* _Written request_
Without the pictures, reproduce the records that follow exactly.

* _Working data_
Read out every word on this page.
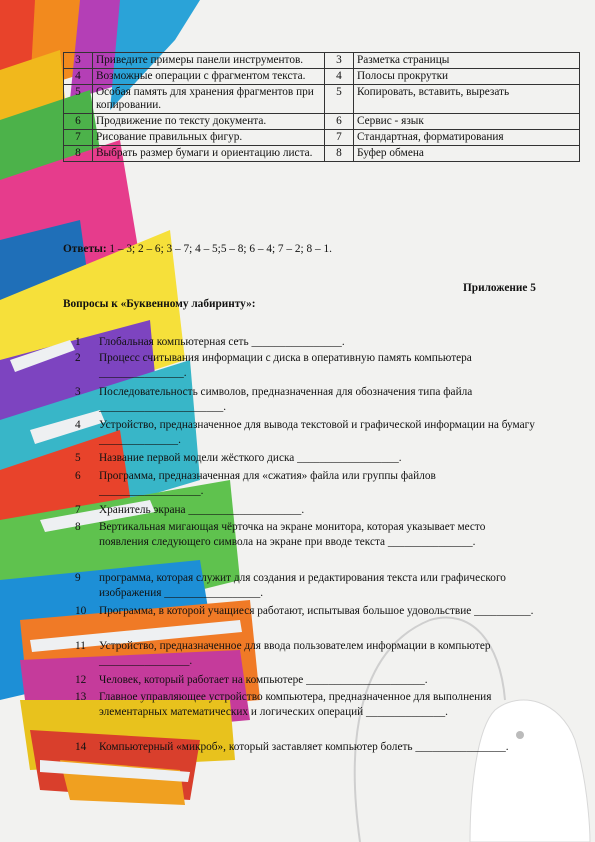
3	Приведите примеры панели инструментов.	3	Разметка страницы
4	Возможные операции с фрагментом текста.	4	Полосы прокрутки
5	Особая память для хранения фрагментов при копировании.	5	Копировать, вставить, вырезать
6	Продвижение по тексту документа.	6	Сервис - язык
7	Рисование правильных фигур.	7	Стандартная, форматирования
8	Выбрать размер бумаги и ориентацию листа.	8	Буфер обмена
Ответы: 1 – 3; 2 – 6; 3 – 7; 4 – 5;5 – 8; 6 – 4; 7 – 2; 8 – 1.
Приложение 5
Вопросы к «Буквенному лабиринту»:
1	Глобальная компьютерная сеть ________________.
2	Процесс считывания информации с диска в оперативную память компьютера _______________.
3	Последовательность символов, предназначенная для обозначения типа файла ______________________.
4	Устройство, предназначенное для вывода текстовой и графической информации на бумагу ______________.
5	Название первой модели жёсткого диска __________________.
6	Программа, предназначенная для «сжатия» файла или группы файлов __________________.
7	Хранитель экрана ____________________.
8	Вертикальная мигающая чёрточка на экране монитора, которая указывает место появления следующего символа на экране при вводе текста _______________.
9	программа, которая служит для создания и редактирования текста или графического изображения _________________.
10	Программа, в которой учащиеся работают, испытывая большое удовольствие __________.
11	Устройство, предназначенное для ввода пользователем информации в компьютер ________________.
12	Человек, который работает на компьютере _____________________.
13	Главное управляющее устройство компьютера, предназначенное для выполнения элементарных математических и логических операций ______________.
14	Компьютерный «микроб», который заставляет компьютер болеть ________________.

* _Finished exercise_
Read out every word on this page.
3	Приведите примеры панели инструментов.	3	Разметка страницы
4	Возможные операции с фрагментом текста.	4	Полосы прокрутки
5	Особая память для хранения фрагментов при копировании.	5	Копировать, вставить, вырезать
6	Продвижение по тексту документа.	6	Сервис - язык
7	Рисование правильных фигур.	7	Стандартная, форматирования
8	Выбрать размер бумаги и ориентацию листа.	8	Буфер обмена
Ответы: 1 – 3; 2 – 6; 3 – 7; 4 – 5;5 – 8; 6 – 4; 7 – 2; 8 – 1.
Приложение 5
Вопросы к «Буквенному лабиринту»:
1	Глобальная компьютерная сеть ________________.
2	Процесс считывания информации с диска в оперативную память компьютера _______________.
3	Последовательность символов, предназначенная для обозначения типа файла ______________________.
4	Устройство, предназначенное для вывода текстовой и графической информации на бумагу ______________.
5	Название первой модели жёсткого диска __________________.
6	Программа, предназначенная для «сжатия» файла или группы файлов __________________.
7	Хранитель экрана ____________________.
8	Вертикальная мигающая чёрточка на экране монитора, которая указывает место появления следующего символа на экране при вводе текста _______________.
9	программа, которая служит для создания и редактирования текста или графического изображения _________________.
10	Программа, в которой учащиеся работают, испытывая большое удовольствие __________.
11	Устройство, предназначенное для ввода пользователем информации в компьютер ________________.
12	Человек, который работает на компьютере _____________________.
13	Главное управляющее устройство компьютера, предназначенное для выполнения элементарных математических и логических операций ______________.
14	Компьютерный «микроб», который заставляет компьютер болеть ________________.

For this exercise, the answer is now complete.